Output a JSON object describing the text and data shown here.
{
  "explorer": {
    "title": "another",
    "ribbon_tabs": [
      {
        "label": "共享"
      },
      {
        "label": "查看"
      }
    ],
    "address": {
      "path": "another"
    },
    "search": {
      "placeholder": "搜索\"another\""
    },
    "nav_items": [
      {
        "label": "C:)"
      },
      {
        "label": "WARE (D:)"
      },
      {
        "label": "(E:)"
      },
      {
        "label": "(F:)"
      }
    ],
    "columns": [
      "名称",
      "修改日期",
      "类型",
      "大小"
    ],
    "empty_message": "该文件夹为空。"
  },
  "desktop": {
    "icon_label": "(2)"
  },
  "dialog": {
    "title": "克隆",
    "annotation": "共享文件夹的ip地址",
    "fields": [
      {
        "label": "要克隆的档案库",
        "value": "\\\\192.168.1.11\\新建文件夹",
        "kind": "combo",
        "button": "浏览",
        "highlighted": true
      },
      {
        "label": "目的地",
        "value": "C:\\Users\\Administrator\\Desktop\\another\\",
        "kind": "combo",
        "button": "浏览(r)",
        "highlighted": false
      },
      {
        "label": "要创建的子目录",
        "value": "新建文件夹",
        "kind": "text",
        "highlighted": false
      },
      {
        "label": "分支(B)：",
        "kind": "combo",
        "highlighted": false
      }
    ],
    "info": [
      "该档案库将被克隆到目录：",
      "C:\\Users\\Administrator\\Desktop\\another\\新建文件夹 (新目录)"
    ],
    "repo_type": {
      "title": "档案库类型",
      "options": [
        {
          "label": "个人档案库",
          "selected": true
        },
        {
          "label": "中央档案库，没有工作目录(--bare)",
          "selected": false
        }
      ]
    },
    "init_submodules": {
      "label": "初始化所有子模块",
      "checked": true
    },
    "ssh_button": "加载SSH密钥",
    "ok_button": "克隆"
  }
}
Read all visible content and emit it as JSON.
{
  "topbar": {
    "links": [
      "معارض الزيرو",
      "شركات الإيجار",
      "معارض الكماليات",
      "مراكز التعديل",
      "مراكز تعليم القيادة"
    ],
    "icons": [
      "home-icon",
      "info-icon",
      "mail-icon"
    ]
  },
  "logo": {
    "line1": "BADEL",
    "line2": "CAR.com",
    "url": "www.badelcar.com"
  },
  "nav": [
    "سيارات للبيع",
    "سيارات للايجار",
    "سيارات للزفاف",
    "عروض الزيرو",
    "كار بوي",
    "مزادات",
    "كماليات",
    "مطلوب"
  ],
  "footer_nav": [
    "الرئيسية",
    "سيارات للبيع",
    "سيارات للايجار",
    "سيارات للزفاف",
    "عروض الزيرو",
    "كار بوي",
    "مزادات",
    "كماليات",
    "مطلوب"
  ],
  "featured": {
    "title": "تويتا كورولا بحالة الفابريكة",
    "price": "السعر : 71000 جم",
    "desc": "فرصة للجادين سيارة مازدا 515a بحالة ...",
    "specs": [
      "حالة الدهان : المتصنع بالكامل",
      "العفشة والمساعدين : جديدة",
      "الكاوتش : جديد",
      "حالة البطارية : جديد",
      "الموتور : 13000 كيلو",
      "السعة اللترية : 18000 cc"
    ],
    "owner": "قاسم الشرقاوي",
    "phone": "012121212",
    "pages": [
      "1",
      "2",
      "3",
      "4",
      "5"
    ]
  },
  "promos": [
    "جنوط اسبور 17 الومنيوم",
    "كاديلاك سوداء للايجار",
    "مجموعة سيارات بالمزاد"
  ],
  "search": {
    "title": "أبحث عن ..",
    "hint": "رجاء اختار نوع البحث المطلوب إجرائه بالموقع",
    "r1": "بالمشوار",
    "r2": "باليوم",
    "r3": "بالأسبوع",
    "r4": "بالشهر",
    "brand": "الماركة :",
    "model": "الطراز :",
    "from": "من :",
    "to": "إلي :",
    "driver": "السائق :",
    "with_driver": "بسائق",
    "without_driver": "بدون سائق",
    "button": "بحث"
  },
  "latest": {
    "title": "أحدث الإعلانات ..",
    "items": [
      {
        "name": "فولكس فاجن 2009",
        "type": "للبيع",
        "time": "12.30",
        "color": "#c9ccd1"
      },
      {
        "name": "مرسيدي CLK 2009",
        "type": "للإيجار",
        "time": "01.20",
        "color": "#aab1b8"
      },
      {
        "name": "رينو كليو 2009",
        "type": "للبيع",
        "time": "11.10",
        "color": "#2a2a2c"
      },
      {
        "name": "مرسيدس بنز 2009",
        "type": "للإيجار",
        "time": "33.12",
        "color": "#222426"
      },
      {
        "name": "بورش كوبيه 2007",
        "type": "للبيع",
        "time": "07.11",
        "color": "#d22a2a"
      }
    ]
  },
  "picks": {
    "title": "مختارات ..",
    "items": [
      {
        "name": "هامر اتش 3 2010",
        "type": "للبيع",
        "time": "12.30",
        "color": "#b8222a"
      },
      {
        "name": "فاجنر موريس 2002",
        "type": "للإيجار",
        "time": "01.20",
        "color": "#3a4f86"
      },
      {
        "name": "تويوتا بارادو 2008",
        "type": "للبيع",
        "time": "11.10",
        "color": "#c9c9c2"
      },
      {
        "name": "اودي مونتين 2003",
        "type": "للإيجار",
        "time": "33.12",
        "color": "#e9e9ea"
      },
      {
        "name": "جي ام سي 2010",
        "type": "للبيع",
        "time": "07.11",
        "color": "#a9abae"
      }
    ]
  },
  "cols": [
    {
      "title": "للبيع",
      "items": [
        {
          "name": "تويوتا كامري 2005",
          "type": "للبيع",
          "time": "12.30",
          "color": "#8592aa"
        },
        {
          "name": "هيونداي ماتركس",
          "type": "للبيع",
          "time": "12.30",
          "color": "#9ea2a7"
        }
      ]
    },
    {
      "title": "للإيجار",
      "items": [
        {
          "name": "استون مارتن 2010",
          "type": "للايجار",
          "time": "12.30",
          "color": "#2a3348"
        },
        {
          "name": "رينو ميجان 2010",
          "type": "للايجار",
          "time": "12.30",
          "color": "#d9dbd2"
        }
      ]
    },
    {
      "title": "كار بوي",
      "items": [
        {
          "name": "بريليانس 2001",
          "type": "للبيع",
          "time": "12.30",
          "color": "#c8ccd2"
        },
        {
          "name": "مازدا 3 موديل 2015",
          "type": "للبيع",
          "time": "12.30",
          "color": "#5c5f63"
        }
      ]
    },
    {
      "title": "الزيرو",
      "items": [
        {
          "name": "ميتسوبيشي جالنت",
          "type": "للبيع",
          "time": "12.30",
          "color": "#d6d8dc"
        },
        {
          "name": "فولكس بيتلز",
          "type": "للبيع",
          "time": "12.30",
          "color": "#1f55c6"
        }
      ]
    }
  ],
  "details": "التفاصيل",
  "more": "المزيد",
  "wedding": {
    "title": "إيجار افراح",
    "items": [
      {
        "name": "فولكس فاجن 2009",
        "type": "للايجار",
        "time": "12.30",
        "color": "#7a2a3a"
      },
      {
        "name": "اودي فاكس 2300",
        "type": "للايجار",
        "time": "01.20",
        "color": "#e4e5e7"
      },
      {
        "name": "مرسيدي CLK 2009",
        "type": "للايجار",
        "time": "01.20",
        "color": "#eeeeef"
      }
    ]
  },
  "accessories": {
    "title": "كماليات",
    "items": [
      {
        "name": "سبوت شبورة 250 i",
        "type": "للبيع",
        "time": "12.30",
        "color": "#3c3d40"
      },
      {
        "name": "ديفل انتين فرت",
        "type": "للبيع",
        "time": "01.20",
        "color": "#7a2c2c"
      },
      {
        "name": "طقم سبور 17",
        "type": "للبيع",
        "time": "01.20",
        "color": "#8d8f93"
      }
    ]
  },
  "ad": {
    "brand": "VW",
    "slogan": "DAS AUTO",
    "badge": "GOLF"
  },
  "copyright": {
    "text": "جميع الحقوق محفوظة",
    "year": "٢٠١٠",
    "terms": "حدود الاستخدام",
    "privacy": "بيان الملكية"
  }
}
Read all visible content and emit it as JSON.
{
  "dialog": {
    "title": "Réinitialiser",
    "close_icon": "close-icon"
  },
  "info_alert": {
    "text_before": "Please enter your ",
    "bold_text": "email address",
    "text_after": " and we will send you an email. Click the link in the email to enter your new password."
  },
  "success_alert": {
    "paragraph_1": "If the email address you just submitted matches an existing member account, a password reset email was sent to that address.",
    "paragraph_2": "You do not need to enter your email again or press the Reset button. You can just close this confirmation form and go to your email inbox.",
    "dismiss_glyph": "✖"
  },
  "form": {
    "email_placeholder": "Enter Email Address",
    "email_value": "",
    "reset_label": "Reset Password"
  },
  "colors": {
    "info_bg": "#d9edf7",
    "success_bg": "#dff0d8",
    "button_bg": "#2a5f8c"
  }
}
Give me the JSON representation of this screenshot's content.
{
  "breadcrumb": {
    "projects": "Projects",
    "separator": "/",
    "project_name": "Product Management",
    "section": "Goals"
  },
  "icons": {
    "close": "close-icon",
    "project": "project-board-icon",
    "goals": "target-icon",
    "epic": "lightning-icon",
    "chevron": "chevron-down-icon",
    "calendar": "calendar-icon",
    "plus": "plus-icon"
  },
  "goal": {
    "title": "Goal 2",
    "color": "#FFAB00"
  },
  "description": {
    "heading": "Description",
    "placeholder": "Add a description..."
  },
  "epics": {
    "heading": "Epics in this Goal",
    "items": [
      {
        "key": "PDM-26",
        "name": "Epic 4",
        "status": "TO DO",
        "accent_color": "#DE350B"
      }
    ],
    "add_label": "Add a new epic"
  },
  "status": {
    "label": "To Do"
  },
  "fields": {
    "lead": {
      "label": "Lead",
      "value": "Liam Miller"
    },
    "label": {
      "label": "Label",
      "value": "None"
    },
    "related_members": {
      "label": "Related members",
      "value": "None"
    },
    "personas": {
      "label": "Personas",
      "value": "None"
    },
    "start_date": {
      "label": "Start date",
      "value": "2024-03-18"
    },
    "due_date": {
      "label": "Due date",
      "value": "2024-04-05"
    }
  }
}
________________
Copy out exactly the lines between the line with "Give me the" and the last line of the entries, counting both of those lines.

ANSWER TO THIS EXERCISE:
Give me the JSON representation of this screenshot's content.
{
  "breadcrumb": {
    "projects": "Projects",
    "separator": "/",
    "project_name": "Product Management",
    "section": "Goals"
  },
  "icons": {
    "close": "close-icon",
    "project": "project-board-icon",
    "goals": "target-icon",
    "epic": "lightning-icon",
    "chevron": "chevron-down-icon",
    "calendar": "calendar-icon",
    "plus": "plus-icon"
  },
  "goal": {
    "title": "Goal 2",
    "color": "#FFAB00"
  },
  "description": {
    "heading": "Description",
    "placeholder": "Add a description..."
  },
  "epics": {
    "heading": "Epics in this Goal",
    "items": [
      {
        "key": "PDM-26",
        "name": "Epic 4",
        "status": "TO DO",
        "accent_color": "#DE350B"
      }
    ],
    "add_label": "Add a new epic"
  },
  "status": {
    "label": "To Do"
  },
  "fields": {
    "lead": {
      "label": "Lead",
      "value": "Liam Miller"
    },
    "label": {
      "label": "Label",
      "value": "None"
    },
    "related_members": {
      "label": "Related members",
      "value": "None"
    },
    "personas": {
      "label": "Personas",
      "value": "None"
    },
    "start_date": {
      "label": "Start date",
      "value": "2024-03-18"
    },
    "due_date": {
      "label": "Due date",
      "value": "2024-04-05"
    }
  }
}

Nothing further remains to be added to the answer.